* PROMPT:
The listing below should be written out exactly; please include all of it.

============================================================

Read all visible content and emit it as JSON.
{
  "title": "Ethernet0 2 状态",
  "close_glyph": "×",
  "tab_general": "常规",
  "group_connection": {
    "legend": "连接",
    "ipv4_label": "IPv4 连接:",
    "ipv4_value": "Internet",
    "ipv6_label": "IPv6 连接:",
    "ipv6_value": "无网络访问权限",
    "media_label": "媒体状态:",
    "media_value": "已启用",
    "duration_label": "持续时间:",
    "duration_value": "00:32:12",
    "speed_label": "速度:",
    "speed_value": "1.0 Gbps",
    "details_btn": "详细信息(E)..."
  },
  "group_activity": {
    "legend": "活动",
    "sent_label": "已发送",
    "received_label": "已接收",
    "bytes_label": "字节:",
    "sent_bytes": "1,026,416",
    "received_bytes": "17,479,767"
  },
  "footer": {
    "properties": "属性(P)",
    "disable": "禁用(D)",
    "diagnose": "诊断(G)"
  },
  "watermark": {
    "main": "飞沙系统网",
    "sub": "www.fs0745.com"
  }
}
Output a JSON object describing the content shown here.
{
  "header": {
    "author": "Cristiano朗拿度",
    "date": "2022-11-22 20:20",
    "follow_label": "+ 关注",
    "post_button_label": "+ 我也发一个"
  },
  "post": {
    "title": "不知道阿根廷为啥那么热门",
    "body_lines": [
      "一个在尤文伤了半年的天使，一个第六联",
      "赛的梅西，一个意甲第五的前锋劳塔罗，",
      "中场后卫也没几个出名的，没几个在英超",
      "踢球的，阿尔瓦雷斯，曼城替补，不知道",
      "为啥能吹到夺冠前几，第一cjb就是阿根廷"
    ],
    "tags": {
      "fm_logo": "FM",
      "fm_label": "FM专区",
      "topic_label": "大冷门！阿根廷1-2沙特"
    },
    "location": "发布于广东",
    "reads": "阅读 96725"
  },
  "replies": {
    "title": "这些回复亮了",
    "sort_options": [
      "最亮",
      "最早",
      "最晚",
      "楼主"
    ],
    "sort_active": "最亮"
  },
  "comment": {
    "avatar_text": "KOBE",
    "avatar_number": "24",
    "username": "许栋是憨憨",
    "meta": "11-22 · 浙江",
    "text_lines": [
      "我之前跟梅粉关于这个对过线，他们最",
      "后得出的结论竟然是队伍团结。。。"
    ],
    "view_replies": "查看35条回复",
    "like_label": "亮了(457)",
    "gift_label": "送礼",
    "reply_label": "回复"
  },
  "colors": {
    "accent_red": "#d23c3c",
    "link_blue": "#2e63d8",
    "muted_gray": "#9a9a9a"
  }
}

============================================================

* WRITTEN ANSWER:
Read all visible content and emit it as JSON.
{
  "title": "Ethernet0 2 状态",
  "close_glyph": "×",
  "tab_general": "常规",
  "group_connection": {
    "legend": "连接",
    "ipv4_label": "IPv4 连接:",
    "ipv4_value": "Internet",
    "ipv6_label": "IPv6 连接:",
    "ipv6_value": "无网络访问权限",
    "media_label": "媒体状态:",
    "media_value": "已启用",
    "duration_label": "持续时间:",
    "duration_value": "00:32:12",
    "speed_label": "速度:",
    "speed_value": "1.0 Gbps",
    "details_btn": "详细信息(E)..."
  },
  "group_activity": {
    "legend": "活动",
    "sent_label": "已发送",
    "received_label": "已接收",
    "bytes_label": "字节:",
    "sent_bytes": "1,026,416",
    "received_bytes": "17,479,767"
  },
  "footer": {
    "properties": "属性(P)",
    "disable": "禁用(D)",
    "diagnose": "诊断(G)"
  },
  "watermark": {
    "main": "飞沙系统网",
    "sub": "www.fs0745.com"
  }
}
Output a JSON object describing the content shown here.
{
  "header": {
    "author": "Cristiano朗拿度",
    "date": "2022-11-22 20:20",
    "follow_label": "+ 关注",
    "post_button_label": "+ 我也发一个"
  },
  "post": {
    "title": "不知道阿根廷为啥那么热门",
    "body_lines": [
      "一个在尤文伤了半年的天使，一个第六联",
      "赛的梅西，一个意甲第五的前锋劳塔罗，",
      "中场后卫也没几个出名的，没几个在英超",
      "踢球的，阿尔瓦雷斯，曼城替补，不知道",
      "为啥能吹到夺冠前几，第一cjb就是阿根廷"
    ],
    "tags": {
      "fm_logo": "FM",
      "fm_label": "FM专区",
      "topic_label": "大冷门！阿根廷1-2沙特"
    },
    "location": "发布于广东",
    "reads": "阅读 96725"
  },
  "replies": {
    "title": "这些回复亮了",
    "sort_options": [
      "最亮",
      "最早",
      "最晚",
      "楼主"
    ],
    "sort_active": "最亮"
  },
  "comment": {
    "avatar_text": "KOBE",
    "avatar_number": "24",
    "username": "许栋是憨憨",
    "meta": "11-22 · 浙江",
    "text_lines": [
      "我之前跟梅粉关于这个对过线，他们最",
      "后得出的结论竟然是队伍团结。。。"
    ],
    "view_replies": "查看35条回复",
    "like_label": "亮了(457)",
    "gift_label": "送礼",
    "reply_label": "回复"
  },
  "colors": {
    "accent_red": "#d23c3c",
    "link_blue": "#2e63d8",
    "muted_gray": "#9a9a9a"
  }
}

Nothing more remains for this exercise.